[Stored records]
::::::

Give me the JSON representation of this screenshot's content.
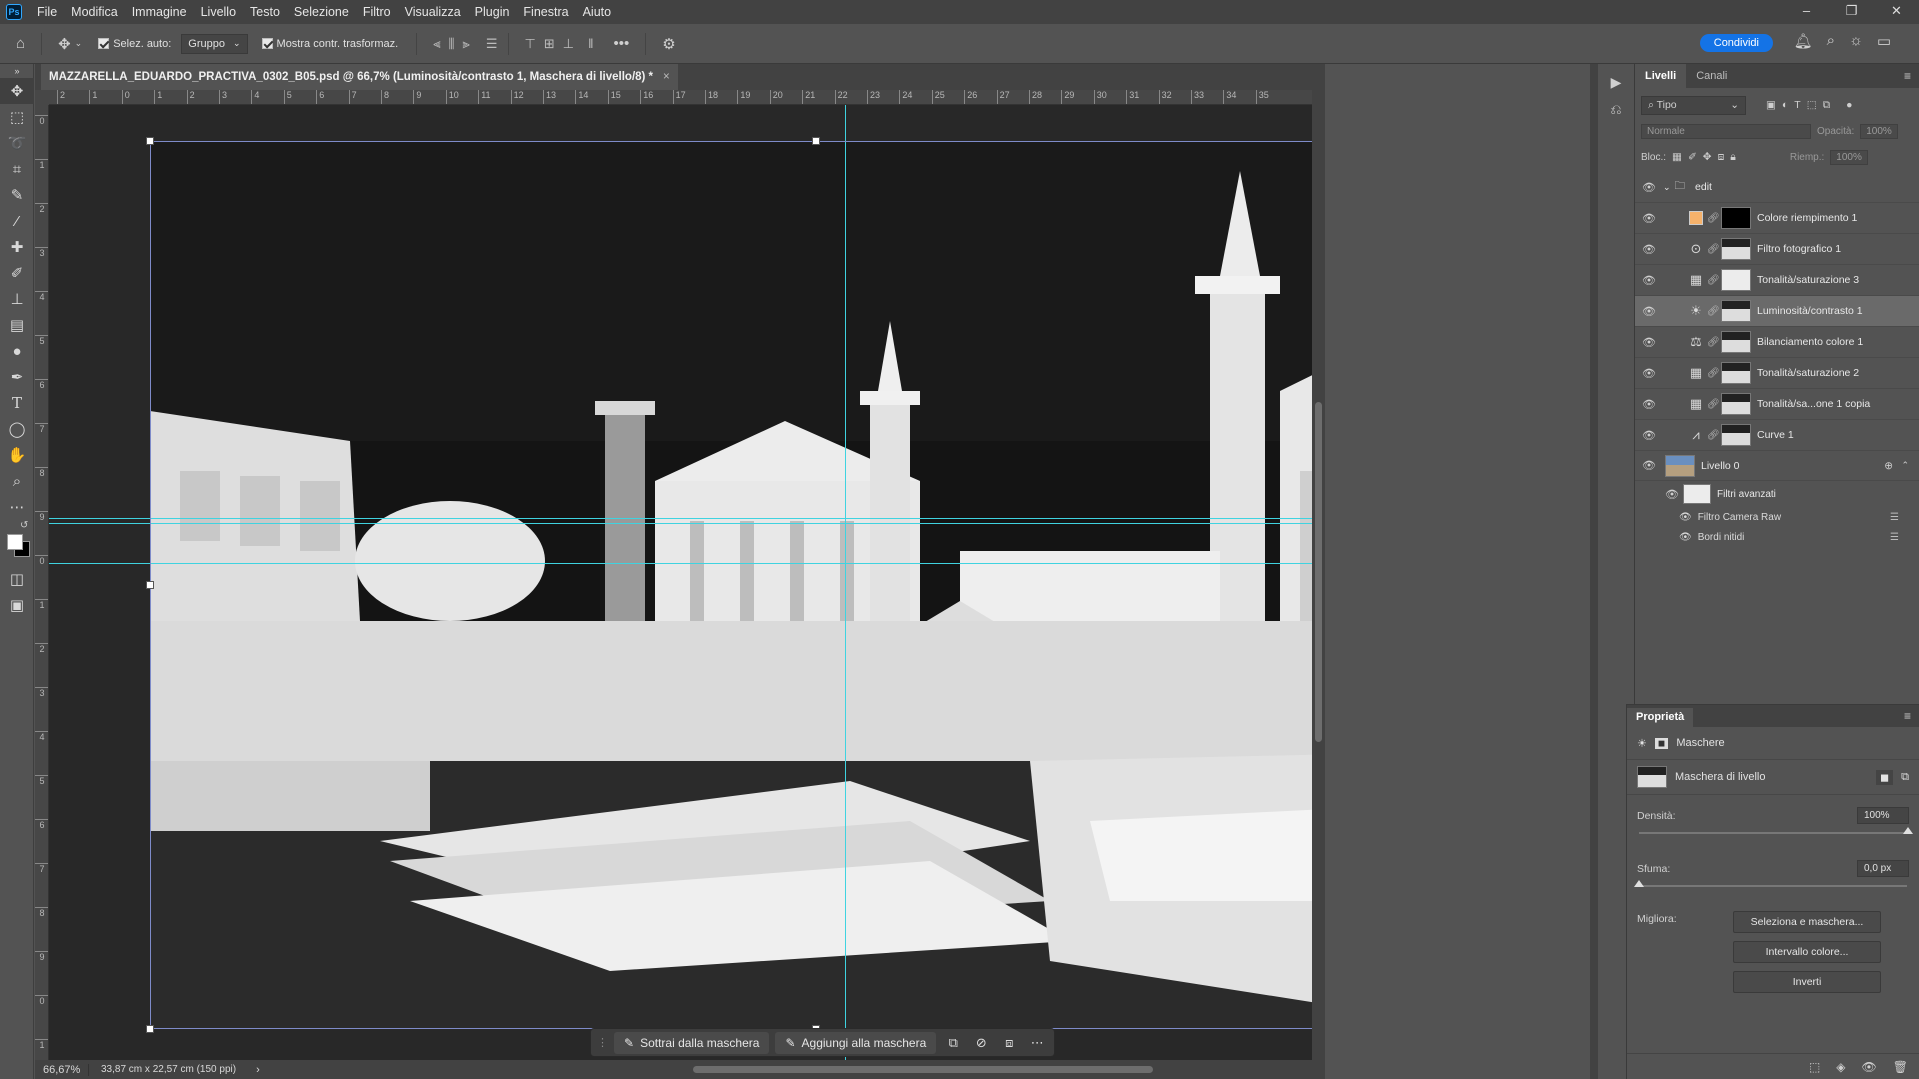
{
  "menu": {
    "items": [
      "File",
      "Modifica",
      "Immagine",
      "Livello",
      "Testo",
      "Selezione",
      "Filtro",
      "Visualizza",
      "Plugin",
      "Finestra",
      "Aiuto"
    ]
  },
  "options_bar": {
    "auto_select_label": "Selez. auto:",
    "auto_select_value": "Gruppo",
    "show_transform_label": "Mostra contr. trasformaz.",
    "share_label": "Condividi"
  },
  "document": {
    "tab_title": "MAZZARELLA_EDUARDO_PRACTIVA_0302_B05.psd @ 66,7% (Luminosità/contrasto 1, Maschera di livello/8) *",
    "ruler_h": [
      "2",
      "1",
      "0",
      "1",
      "2",
      "3",
      "4",
      "5",
      "6",
      "7",
      "8",
      "9",
      "10",
      "11",
      "12",
      "13",
      "14",
      "15",
      "16",
      "17",
      "18",
      "19",
      "20",
      "21",
      "22",
      "23",
      "24",
      "25",
      "26",
      "27",
      "28",
      "29",
      "30",
      "31",
      "32",
      "33",
      "34",
      "35"
    ],
    "ruler_v": [
      "0",
      "1",
      "2",
      "3",
      "4",
      "5",
      "6",
      "7",
      "8",
      "9",
      "0",
      "1",
      "2",
      "3",
      "4",
      "5",
      "6",
      "7",
      "8",
      "9",
      "0",
      "1"
    ]
  },
  "status": {
    "zoom": "66,67%",
    "doc_size": "33,87 cm x 22,57 cm (150 ppi)"
  },
  "task_bar": {
    "subtract_label": "Sottrai dalla maschera",
    "add_label": "Aggiungi alla maschera"
  },
  "layers_panel": {
    "tabs": [
      "Livelli",
      "Canali"
    ],
    "filter_label": "Tipo",
    "blend_mode": "Normale",
    "opacity_label": "Opacità:",
    "opacity_value": "100%",
    "lock_label": "Bloc.:",
    "fill_label": "Riemp.:",
    "fill_value": "100%",
    "group_name": "edit",
    "layers": [
      {
        "name": "Colore riempimento 1",
        "thumb": "black",
        "selected": false
      },
      {
        "name": "Filtro fotografico 1",
        "thumb": "mask",
        "selected": false
      },
      {
        "name": "Tonalità/saturazione 3",
        "thumb": "white",
        "selected": false
      },
      {
        "name": "Luminosità/contrasto 1",
        "thumb": "mask",
        "selected": true
      },
      {
        "name": "Bilanciamento colore 1",
        "thumb": "mask",
        "selected": false
      },
      {
        "name": "Tonalità/saturazione 2",
        "thumb": "mask",
        "selected": false
      },
      {
        "name": "Tonalità/sa...one 1 copia",
        "thumb": "mask",
        "selected": false
      },
      {
        "name": "Curve 1",
        "thumb": "mask",
        "selected": false
      }
    ],
    "base_layer": "Livello 0",
    "smart_filters_label": "Filtri avanzati",
    "smart_filters": [
      "Filtro Camera Raw",
      "Bordi nitidi"
    ]
  },
  "properties_panel": {
    "title": "Proprietà",
    "section": "Maschere",
    "mask_name": "Maschera di livello",
    "density_label": "Densità:",
    "density_value": "100%",
    "density_fraction": 1.0,
    "feather_label": "Sfuma:",
    "feather_value": "0,0 px",
    "feather_fraction": 0.0,
    "refine_label": "Migliora:",
    "btn_select_mask": "Seleziona e maschera...",
    "btn_color_range": "Intervallo colore...",
    "btn_invert": "Inverti"
  }
}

::::::

Prompt: Retype each record exactly as it stands, but do not include the pictures.

Written response:
Give me the JSON representation of this screenshot's content.
{
  "menu": {
    "items": [
      "File",
      "Modifica",
      "Immagine",
      "Livello",
      "Testo",
      "Selezione",
      "Filtro",
      "Visualizza",
      "Plugin",
      "Finestra",
      "Aiuto"
    ]
  },
  "options_bar": {
    "auto_select_label": "Selez. auto:",
    "auto_select_value": "Gruppo",
    "show_transform_label": "Mostra contr. trasformaz.",
    "share_label": "Condividi"
  },
  "document": {
    "tab_title": "MAZZARELLA_EDUARDO_PRACTIVA_0302_B05.psd @ 66,7% (Luminosità/contrasto 1, Maschera di livello/8) *",
    "ruler_h": [
      "2",
      "1",
      "0",
      "1",
      "2",
      "3",
      "4",
      "5",
      "6",
      "7",
      "8",
      "9",
      "10",
      "11",
      "12",
      "13",
      "14",
      "15",
      "16",
      "17",
      "18",
      "19",
      "20",
      "21",
      "22",
      "23",
      "24",
      "25",
      "26",
      "27",
      "28",
      "29",
      "30",
      "31",
      "32",
      "33",
      "34",
      "35"
    ],
    "ruler_v": [
      "0",
      "1",
      "2",
      "3",
      "4",
      "5",
      "6",
      "7",
      "8",
      "9",
      "0",
      "1",
      "2",
      "3",
      "4",
      "5",
      "6",
      "7",
      "8",
      "9",
      "0",
      "1"
    ]
  },
  "status": {
    "zoom": "66,67%",
    "doc_size": "33,87 cm x 22,57 cm (150 ppi)"
  },
  "task_bar": {
    "subtract_label": "Sottrai dalla maschera",
    "add_label": "Aggiungi alla maschera"
  },
  "layers_panel": {
    "tabs": [
      "Livelli",
      "Canali"
    ],
    "filter_label": "Tipo",
    "blend_mode": "Normale",
    "opacity_label": "Opacità:",
    "opacity_value": "100%",
    "lock_label": "Bloc.:",
    "fill_label": "Riemp.:",
    "fill_value": "100%",
    "group_name": "edit",
    "layers": [
      {
        "name": "Colore riempimento 1",
        "thumb": "black",
        "selected": false
      },
      {
        "name": "Filtro fotografico 1",
        "thumb": "mask",
        "selected": false
      },
      {
        "name": "Tonalità/saturazione 3",
        "thumb": "white",
        "selected": false
      },
      {
        "name": "Luminosità/contrasto 1",
        "thumb": "mask",
        "selected": true
      },
      {
        "name": "Bilanciamento colore 1",
        "thumb": "mask",
        "selected": false
      },
      {
        "name": "Tonalità/saturazione 2",
        "thumb": "mask",
        "selected": false
      },
      {
        "name": "Tonalità/sa...one 1 copia",
        "thumb": "mask",
        "selected": false
      },
      {
        "name": "Curve 1",
        "thumb": "mask",
        "selected": false
      }
    ],
    "base_layer": "Livello 0",
    "smart_filters_label": "Filtri avanzati",
    "smart_filters": [
      "Filtro Camera Raw",
      "Bordi nitidi"
    ]
  },
  "properties_panel": {
    "title": "Proprietà",
    "section": "Maschere",
    "mask_name": "Maschera di livello",
    "density_label": "Densità:",
    "density_value": "100%",
    "density_fraction": 1.0,
    "feather_label": "Sfuma:",
    "feather_value": "0,0 px",
    "feather_fraction": 0.0,
    "refine_label": "Migliora:",
    "btn_select_mask": "Seleziona e maschera...",
    "btn_color_range": "Intervallo colore...",
    "btn_invert": "Inverti"
  }
}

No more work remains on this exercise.